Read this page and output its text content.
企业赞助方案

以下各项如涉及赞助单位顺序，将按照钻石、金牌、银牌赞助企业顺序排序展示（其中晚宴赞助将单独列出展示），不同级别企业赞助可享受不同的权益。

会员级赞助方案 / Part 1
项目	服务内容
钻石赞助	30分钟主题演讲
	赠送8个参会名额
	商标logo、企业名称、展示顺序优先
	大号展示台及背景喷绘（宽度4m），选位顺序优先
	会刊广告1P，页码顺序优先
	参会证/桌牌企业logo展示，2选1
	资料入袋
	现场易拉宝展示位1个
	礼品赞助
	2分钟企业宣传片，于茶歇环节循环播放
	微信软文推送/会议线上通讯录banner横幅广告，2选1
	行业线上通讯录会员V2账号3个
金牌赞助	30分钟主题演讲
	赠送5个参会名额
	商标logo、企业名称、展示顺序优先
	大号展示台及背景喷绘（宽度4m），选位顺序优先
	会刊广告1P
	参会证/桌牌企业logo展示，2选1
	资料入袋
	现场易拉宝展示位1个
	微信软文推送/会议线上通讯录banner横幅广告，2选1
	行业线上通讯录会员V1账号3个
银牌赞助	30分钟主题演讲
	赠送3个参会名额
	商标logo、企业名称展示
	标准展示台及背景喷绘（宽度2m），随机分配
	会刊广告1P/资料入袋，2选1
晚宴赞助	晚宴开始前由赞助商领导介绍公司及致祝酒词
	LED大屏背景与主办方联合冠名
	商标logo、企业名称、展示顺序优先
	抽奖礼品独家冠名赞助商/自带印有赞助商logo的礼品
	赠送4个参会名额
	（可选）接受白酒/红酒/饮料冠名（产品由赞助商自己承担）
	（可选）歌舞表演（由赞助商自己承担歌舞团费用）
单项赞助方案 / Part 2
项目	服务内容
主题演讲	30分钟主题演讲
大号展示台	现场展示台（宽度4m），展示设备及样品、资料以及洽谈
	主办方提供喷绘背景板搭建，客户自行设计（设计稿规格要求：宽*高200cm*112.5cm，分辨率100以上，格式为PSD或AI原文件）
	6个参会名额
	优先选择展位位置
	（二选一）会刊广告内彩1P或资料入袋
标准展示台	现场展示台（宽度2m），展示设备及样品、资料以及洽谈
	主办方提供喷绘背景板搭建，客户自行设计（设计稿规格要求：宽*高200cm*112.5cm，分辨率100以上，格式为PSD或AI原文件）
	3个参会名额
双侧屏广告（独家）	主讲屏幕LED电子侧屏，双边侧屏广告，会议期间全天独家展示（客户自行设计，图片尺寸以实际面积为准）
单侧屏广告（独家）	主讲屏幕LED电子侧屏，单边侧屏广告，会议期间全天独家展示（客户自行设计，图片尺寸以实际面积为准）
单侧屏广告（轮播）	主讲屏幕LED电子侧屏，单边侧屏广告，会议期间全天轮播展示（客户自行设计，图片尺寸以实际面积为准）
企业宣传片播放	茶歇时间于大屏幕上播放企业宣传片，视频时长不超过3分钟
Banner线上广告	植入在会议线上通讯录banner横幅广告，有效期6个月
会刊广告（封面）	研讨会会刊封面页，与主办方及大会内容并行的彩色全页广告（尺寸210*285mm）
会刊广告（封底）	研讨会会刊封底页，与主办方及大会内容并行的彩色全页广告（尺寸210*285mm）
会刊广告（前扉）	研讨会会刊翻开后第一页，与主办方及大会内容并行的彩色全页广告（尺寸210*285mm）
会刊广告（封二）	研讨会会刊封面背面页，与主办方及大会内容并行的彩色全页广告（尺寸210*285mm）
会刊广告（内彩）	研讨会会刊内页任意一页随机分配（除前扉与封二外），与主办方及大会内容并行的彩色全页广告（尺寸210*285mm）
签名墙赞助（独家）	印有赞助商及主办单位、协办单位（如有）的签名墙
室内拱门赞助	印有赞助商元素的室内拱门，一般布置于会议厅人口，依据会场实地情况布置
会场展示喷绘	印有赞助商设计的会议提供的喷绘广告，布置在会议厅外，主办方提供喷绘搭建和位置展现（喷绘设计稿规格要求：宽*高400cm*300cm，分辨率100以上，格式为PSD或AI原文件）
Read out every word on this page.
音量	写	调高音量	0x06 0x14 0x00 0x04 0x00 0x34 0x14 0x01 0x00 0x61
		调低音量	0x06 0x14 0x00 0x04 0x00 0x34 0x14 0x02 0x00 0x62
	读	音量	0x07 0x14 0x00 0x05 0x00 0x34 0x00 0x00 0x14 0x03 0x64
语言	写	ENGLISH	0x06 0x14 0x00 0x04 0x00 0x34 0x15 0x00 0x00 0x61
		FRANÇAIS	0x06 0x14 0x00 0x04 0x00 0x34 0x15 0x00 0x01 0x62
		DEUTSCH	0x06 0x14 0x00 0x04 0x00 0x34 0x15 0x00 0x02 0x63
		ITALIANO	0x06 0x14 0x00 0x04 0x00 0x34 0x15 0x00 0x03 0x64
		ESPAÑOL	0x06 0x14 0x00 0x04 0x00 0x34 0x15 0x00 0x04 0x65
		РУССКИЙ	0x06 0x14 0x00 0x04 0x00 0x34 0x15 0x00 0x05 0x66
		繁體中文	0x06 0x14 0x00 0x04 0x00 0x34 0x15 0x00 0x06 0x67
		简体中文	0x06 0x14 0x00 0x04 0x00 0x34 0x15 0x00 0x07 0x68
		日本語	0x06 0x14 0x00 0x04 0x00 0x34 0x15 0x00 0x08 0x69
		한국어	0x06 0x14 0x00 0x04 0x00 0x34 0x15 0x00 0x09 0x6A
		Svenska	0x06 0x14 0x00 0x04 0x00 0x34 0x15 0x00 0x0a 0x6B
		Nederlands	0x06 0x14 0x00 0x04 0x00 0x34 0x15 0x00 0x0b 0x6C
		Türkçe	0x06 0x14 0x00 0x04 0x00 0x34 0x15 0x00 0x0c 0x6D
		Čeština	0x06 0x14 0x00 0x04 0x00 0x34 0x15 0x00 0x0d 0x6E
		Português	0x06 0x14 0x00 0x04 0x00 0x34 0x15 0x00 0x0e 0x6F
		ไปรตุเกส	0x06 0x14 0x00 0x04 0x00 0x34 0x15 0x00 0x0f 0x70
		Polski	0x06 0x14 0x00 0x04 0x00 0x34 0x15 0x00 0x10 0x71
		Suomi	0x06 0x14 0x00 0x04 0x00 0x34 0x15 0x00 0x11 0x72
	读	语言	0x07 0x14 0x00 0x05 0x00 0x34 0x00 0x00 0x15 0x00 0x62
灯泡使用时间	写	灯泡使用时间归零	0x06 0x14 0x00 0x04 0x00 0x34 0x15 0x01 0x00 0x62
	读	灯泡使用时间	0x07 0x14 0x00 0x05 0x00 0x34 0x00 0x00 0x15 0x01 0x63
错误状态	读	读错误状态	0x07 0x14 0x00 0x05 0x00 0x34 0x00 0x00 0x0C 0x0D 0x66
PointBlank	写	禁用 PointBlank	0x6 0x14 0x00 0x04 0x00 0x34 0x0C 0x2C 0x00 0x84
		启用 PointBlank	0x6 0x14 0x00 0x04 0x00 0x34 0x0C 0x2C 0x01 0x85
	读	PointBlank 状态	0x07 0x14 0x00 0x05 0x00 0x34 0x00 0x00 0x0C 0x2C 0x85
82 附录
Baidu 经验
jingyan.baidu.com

:: Exercise description ::
Quote the whole listing above, leaving nothing out.

:: Answer in full ::
Read this page and output its text content.
企业赞助方案

以下各项如涉及赞助单位顺序，将按照钻石、金牌、银牌赞助企业顺序排序展示（其中晚宴赞助将单独列出展示），不同级别企业赞助可享受不同的权益。

会员级赞助方案 / Part 1
项目	服务内容
钻石赞助	30分钟主题演讲
	赠送8个参会名额
	商标logo、企业名称、展示顺序优先
	大号展示台及背景喷绘（宽度4m），选位顺序优先
	会刊广告1P，页码顺序优先
	参会证/桌牌企业logo展示，2选1
	资料入袋
	现场易拉宝展示位1个
	礼品赞助
	2分钟企业宣传片，于茶歇环节循环播放
	微信软文推送/会议线上通讯录banner横幅广告，2选1
	行业线上通讯录会员V2账号3个
金牌赞助	30分钟主题演讲
	赠送5个参会名额
	商标logo、企业名称、展示顺序优先
	大号展示台及背景喷绘（宽度4m），选位顺序优先
	会刊广告1P
	参会证/桌牌企业logo展示，2选1
	资料入袋
	现场易拉宝展示位1个
	微信软文推送/会议线上通讯录banner横幅广告，2选1
	行业线上通讯录会员V1账号3个
银牌赞助	30分钟主题演讲
	赠送3个参会名额
	商标logo、企业名称展示
	标准展示台及背景喷绘（宽度2m），随机分配
	会刊广告1P/资料入袋，2选1
晚宴赞助	晚宴开始前由赞助商领导介绍公司及致祝酒词
	LED大屏背景与主办方联合冠名
	商标logo、企业名称、展示顺序优先
	抽奖礼品独家冠名赞助商/自带印有赞助商logo的礼品
	赠送4个参会名额
	（可选）接受白酒/红酒/饮料冠名（产品由赞助商自己承担）
	（可选）歌舞表演（由赞助商自己承担歌舞团费用）
单项赞助方案 / Part 2
项目	服务内容
主题演讲	30分钟主题演讲
大号展示台	现场展示台（宽度4m），展示设备及样品、资料以及洽谈
	主办方提供喷绘背景板搭建，客户自行设计（设计稿规格要求：宽*高200cm*112.5cm，分辨率100以上，格式为PSD或AI原文件）
	6个参会名额
	优先选择展位位置
	（二选一）会刊广告内彩1P或资料入袋
标准展示台	现场展示台（宽度2m），展示设备及样品、资料以及洽谈
	主办方提供喷绘背景板搭建，客户自行设计（设计稿规格要求：宽*高200cm*112.5cm，分辨率100以上，格式为PSD或AI原文件）
	3个参会名额
双侧屏广告（独家）	主讲屏幕LED电子侧屏，双边侧屏广告，会议期间全天独家展示（客户自行设计，图片尺寸以实际面积为准）
单侧屏广告（独家）	主讲屏幕LED电子侧屏，单边侧屏广告，会议期间全天独家展示（客户自行设计，图片尺寸以实际面积为准）
单侧屏广告（轮播）	主讲屏幕LED电子侧屏，单边侧屏广告，会议期间全天轮播展示（客户自行设计，图片尺寸以实际面积为准）
企业宣传片播放	茶歇时间于大屏幕上播放企业宣传片，视频时长不超过3分钟
Banner线上广告	植入在会议线上通讯录banner横幅广告，有效期6个月
会刊广告（封面）	研讨会会刊封面页，与主办方及大会内容并行的彩色全页广告（尺寸210*285mm）
会刊广告（封底）	研讨会会刊封底页，与主办方及大会内容并行的彩色全页广告（尺寸210*285mm）
会刊广告（前扉）	研讨会会刊翻开后第一页，与主办方及大会内容并行的彩色全页广告（尺寸210*285mm）
会刊广告（封二）	研讨会会刊封面背面页，与主办方及大会内容并行的彩色全页广告（尺寸210*285mm）
会刊广告（内彩）	研讨会会刊内页任意一页随机分配（除前扉与封二外），与主办方及大会内容并行的彩色全页广告（尺寸210*285mm）
签名墙赞助（独家）	印有赞助商及主办单位、协办单位（如有）的签名墙
室内拱门赞助	印有赞助商元素的室内拱门，一般布置于会议厅人口，依据会场实地情况布置
会场展示喷绘	印有赞助商设计的会议提供的喷绘广告，布置在会议厅外，主办方提供喷绘搭建和位置展现（喷绘设计稿规格要求：宽*高400cm*300cm，分辨率100以上，格式为PSD或AI原文件）
Read out every word on this page.
音量	写	调高音量	0x06 0x14 0x00 0x04 0x00 0x34 0x14 0x01 0x00 0x61
		调低音量	0x06 0x14 0x00 0x04 0x00 0x34 0x14 0x02 0x00 0x62
	读	音量	0x07 0x14 0x00 0x05 0x00 0x34 0x00 0x00 0x14 0x03 0x64
语言	写	ENGLISH	0x06 0x14 0x00 0x04 0x00 0x34 0x15 0x00 0x00 0x61
		FRANÇAIS	0x06 0x14 0x00 0x04 0x00 0x34 0x15 0x00 0x01 0x62
		DEUTSCH	0x06 0x14 0x00 0x04 0x00 0x34 0x15 0x00 0x02 0x63
		ITALIANO	0x06 0x14 0x00 0x04 0x00 0x34 0x15 0x00 0x03 0x64
		ESPAÑOL	0x06 0x14 0x00 0x04 0x00 0x34 0x15 0x00 0x04 0x65
		РУССКИЙ	0x06 0x14 0x00 0x04 0x00 0x34 0x15 0x00 0x05 0x66
		繁體中文	0x06 0x14 0x00 0x04 0x00 0x34 0x15 0x00 0x06 0x67
		简体中文	0x06 0x14 0x00 0x04 0x00 0x34 0x15 0x00 0x07 0x68
		日本語	0x06 0x14 0x00 0x04 0x00 0x34 0x15 0x00 0x08 0x69
		한국어	0x06 0x14 0x00 0x04 0x00 0x34 0x15 0x00 0x09 0x6A
		Svenska	0x06 0x14 0x00 0x04 0x00 0x34 0x15 0x00 0x0a 0x6B
		Nederlands	0x06 0x14 0x00 0x04 0x00 0x34 0x15 0x00 0x0b 0x6C
		Türkçe	0x06 0x14 0x00 0x04 0x00 0x34 0x15 0x00 0x0c 0x6D
		Čeština	0x06 0x14 0x00 0x04 0x00 0x34 0x15 0x00 0x0d 0x6E
		Português	0x06 0x14 0x00 0x04 0x00 0x34 0x15 0x00 0x0e 0x6F
		ไปรตุเกส	0x06 0x14 0x00 0x04 0x00 0x34 0x15 0x00 0x0f 0x70
		Polski	0x06 0x14 0x00 0x04 0x00 0x34 0x15 0x00 0x10 0x71
		Suomi	0x06 0x14 0x00 0x04 0x00 0x34 0x15 0x00 0x11 0x72
	读	语言	0x07 0x14 0x00 0x05 0x00 0x34 0x00 0x00 0x15 0x00 0x62
灯泡使用时间	写	灯泡使用时间归零	0x06 0x14 0x00 0x04 0x00 0x34 0x15 0x01 0x00 0x62
	读	灯泡使用时间	0x07 0x14 0x00 0x05 0x00 0x34 0x00 0x00 0x15 0x01 0x63
错误状态	读	读错误状态	0x07 0x14 0x00 0x05 0x00 0x34 0x00 0x00 0x0C 0x0D 0x66
PointBlank	写	禁用 PointBlank	0x6 0x14 0x00 0x04 0x00 0x34 0x0C 0x2C 0x00 0x84
		启用 PointBlank	0x6 0x14 0x00 0x04 0x00 0x34 0x0C 0x2C 0x01 0x85
	读	PointBlank 状态	0x07 0x14 0x00 0x05 0x00 0x34 0x00 0x00 0x0C 0x2C 0x85
82 附录
Baidu 经验
jingyan.baidu.com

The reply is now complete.